# Task A
Reproduce the rows starting with the first row and continuing through the row containing "nav-revenue-label: Revenue [398, 8, 455, 24]".

Miles Adkins: Yeah. Yeah. So I think the way that Snowflake really looks at this is one, we wanna kind of remain a data platform. We’re not gonna come out with a new product, a new whole new product related to, you know, here’s your, your data science platform that we now want you to work with. Everything we do from a design principle is about how we make new features that we launch kind of first class with everything else that Snowflake is built for. So of course, scalable warehouses, governance, security, replication, all that kind of stuff. the way that Snowflake is really approaching this is you need one data platform, but it’s how do we think about tailoring to the different personas out there in the market Obviously, you know, the data science persona has really, you know, gotten a lot less blurry and, and much more rigid and clear in terms of, you know, what are the types of tools they like to use, what are the typical processes that they go through for, you know, taking some raw data to, to a model. 

Miles Adkins: And so it’s really about creating kind of those, what I would call last mile, features that really, you know, draw that core audience into, you know, the main, the main Snowflake platform. And so you saw us spend a lot of time over the last, I believe 18 months here, building out Snow Park, and specifically Snow Park for Python to really allow data scientists to develop and, and program in their language of choice, but still be able to tap into their, their, you know, their, their core data platform that their organization is giving ’em. and I think you’re just gonna see us expand from here, right we have this concept of a udf, right You can now take, you know, any type of arbitrary code and run it inside of, Snowflake as well. How do we think about building abstractions on top of UDFs to where, you know, we have a model registry for you, for example. So continuing to build on the core kind of low level anatomic features that we’ve been building out for the last several years. I think Snowflake just had their 10 year old birthday, so 10 a decade, and, you know, just adding a few little rappers on top of it to, to tailor to the, you know, to the specific personas that we’re trying to chase in the marketplace.

# Data shown
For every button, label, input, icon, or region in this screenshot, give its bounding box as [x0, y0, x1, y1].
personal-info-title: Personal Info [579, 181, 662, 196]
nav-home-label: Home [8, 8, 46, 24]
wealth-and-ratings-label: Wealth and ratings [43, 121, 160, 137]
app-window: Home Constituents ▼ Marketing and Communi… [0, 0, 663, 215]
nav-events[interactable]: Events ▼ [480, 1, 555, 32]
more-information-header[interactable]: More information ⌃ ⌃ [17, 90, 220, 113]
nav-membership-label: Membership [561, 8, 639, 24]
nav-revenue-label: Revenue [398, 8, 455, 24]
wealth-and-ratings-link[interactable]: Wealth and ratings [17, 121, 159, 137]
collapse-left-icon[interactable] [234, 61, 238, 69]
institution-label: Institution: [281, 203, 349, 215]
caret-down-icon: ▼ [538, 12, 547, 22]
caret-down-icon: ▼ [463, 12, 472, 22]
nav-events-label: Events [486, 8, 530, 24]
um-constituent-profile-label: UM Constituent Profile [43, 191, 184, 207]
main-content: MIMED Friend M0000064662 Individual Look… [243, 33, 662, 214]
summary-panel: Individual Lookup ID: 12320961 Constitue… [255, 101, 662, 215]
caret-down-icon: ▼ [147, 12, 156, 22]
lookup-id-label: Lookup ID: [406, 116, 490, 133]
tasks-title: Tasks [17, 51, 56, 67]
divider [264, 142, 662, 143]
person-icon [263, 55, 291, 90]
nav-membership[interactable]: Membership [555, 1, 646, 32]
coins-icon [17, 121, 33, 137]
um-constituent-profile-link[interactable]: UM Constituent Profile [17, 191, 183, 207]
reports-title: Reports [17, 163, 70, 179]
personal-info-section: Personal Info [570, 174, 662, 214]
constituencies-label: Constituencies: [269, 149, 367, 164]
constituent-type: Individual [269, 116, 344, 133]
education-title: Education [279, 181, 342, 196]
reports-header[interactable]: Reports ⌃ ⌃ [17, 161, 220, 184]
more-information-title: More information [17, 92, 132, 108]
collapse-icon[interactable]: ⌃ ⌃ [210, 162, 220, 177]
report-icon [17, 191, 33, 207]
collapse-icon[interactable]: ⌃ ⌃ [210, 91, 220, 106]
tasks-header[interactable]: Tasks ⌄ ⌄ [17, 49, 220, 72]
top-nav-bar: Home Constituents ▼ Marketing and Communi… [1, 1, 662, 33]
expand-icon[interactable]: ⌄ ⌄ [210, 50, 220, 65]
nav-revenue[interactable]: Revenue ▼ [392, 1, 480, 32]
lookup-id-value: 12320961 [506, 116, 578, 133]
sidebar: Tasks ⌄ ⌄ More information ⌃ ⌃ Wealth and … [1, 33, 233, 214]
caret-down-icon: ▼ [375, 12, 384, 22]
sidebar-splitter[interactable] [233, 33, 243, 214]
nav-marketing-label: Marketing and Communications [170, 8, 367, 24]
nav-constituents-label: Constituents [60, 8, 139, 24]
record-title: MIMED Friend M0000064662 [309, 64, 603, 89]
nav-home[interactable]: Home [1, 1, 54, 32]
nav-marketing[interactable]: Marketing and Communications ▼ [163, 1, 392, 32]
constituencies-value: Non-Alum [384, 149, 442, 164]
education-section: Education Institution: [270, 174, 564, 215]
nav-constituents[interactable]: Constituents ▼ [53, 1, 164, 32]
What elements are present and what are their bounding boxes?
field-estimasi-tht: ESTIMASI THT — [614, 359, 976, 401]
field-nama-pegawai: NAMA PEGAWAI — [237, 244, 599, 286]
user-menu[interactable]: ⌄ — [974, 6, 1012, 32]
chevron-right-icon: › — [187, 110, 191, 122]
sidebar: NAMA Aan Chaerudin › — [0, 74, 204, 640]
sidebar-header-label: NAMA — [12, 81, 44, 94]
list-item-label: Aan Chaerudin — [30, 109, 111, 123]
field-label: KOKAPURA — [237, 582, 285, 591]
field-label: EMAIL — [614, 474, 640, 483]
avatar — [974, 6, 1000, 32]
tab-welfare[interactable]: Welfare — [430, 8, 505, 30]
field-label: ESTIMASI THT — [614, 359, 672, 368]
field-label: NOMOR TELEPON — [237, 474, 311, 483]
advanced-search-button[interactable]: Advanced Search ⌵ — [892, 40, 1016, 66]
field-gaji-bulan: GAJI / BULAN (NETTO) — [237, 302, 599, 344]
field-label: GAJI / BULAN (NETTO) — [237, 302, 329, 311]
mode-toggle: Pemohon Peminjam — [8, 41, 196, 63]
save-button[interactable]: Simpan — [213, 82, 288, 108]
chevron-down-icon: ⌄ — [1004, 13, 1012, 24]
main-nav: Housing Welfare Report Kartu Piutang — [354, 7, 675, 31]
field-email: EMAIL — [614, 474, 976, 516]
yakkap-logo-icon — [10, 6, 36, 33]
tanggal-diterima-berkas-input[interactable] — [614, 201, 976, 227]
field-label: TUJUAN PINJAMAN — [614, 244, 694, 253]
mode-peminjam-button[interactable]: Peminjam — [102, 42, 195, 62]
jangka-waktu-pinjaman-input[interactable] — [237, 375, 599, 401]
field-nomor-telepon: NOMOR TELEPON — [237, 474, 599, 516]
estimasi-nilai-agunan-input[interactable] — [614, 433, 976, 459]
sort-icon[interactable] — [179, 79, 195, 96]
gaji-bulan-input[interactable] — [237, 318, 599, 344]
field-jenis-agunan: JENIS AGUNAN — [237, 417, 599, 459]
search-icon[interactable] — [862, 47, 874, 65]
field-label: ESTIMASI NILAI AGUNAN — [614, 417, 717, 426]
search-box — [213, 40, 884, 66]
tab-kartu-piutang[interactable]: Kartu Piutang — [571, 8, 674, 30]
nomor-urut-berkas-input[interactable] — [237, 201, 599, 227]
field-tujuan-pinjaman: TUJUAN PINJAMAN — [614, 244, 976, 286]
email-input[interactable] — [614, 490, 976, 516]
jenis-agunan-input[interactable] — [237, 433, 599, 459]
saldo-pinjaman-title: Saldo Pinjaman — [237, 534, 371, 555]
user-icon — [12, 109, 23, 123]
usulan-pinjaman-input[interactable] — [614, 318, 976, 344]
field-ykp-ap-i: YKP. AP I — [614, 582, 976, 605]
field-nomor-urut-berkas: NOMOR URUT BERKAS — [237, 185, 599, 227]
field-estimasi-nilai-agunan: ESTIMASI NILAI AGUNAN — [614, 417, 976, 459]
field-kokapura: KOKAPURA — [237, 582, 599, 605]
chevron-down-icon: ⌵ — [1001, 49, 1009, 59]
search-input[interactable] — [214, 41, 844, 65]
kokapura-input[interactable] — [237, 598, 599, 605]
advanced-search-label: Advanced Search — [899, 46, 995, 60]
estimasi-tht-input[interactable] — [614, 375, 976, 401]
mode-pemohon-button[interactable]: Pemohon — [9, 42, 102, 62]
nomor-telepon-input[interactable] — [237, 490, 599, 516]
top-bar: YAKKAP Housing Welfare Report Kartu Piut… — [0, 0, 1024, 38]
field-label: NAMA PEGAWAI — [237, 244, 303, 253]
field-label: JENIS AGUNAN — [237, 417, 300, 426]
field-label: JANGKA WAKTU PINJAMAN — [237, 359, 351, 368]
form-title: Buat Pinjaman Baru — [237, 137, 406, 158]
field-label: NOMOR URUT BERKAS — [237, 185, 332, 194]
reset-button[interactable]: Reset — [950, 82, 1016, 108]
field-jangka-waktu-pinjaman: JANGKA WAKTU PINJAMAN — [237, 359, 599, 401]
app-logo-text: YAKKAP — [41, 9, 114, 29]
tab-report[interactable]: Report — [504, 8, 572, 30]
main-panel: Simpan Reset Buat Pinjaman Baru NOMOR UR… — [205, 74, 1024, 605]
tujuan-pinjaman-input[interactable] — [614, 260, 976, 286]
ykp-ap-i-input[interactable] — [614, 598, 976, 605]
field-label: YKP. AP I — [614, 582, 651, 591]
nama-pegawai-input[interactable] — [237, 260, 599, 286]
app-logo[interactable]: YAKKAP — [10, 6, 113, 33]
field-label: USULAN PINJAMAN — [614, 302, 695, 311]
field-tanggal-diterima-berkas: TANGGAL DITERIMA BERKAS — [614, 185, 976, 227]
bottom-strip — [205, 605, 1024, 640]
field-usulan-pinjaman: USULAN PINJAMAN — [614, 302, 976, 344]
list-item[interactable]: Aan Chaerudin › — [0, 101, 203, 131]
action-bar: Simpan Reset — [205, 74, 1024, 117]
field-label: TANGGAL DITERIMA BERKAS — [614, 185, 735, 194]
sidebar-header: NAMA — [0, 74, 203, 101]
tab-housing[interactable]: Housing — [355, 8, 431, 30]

# Task B
Translate this sentence from the Snowflake transcript into Spanish: "Everything we do from a design principle is about how we make new features that we launch kind of first class with everything else that Snowflake is built for."

# Right answer A
For every button, label, input, icon, or region in this screenshot, give its bounding box as [x0, y0, x1, y1].
personal-info-title: Personal Info [579, 181, 662, 196]
nav-home-label: Home [8, 8, 46, 24]
wealth-and-ratings-label: Wealth and ratings [43, 121, 160, 137]
app-window: Home Constituents ▼ Marketing and Communi… [0, 0, 663, 215]
nav-events[interactable]: Events ▼ [480, 1, 555, 32]
more-information-header[interactable]: More information ⌃ ⌃ [17, 90, 220, 113]
nav-membership-label: Membership [561, 8, 639, 24]
nav-revenue-label: Revenue [398, 8, 455, 24]

# Right answer B
Todo lo que hacemos, como principio de diseño, consiste en cómo lograr que las nuevas funciones que lanzamos sean, por así decirlo, de primera clase junto con todo lo demás para lo que está diseñado Snowflake.